▶ _What you should do_
All of the material below is to be repeated exactly.

▶ _Records to use_
----------------------------------------

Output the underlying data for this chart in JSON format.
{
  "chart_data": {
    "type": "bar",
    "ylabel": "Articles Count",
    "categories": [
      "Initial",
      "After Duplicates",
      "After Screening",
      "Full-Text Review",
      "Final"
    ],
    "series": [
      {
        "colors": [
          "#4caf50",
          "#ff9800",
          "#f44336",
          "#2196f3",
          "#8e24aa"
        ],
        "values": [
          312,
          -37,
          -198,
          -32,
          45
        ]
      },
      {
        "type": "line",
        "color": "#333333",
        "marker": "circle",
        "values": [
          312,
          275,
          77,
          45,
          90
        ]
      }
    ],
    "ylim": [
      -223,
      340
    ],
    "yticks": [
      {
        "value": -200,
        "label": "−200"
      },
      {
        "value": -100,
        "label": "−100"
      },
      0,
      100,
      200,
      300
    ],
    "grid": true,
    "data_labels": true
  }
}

----------------------------------------

▶ _Exercise solution_
Output the underlying data for this chart in JSON format.
{
  "chart_data": {
    "type": "bar",
    "ylabel": "Articles Count",
    "categories": [
      "Initial",
      "After Duplicates",
      "After Screening",
      "Full-Text Review",
      "Final"
    ],
    "series": [
      {
        "colors": [
          "#4caf50",
          "#ff9800",
          "#f44336",
          "#2196f3",
          "#8e24aa"
        ],
        "values": [
          312,
          -37,
          -198,
          -32,
          45
        ]
      },
      {
        "type": "line",
        "color": "#333333",
        "marker": "circle",
        "values": [
          312,
          275,
          77,
          45,
          90
        ]
      }
    ],
    "ylim": [
      -223,
      340
    ],
    "yticks": [
      {
        "value": -200,
        "label": "−200"
      },
      {
        "value": -100,
        "label": "−100"
      },
      0,
      100,
      200,
      300
    ],
    "grid": true,
    "data_labels": true
  }
}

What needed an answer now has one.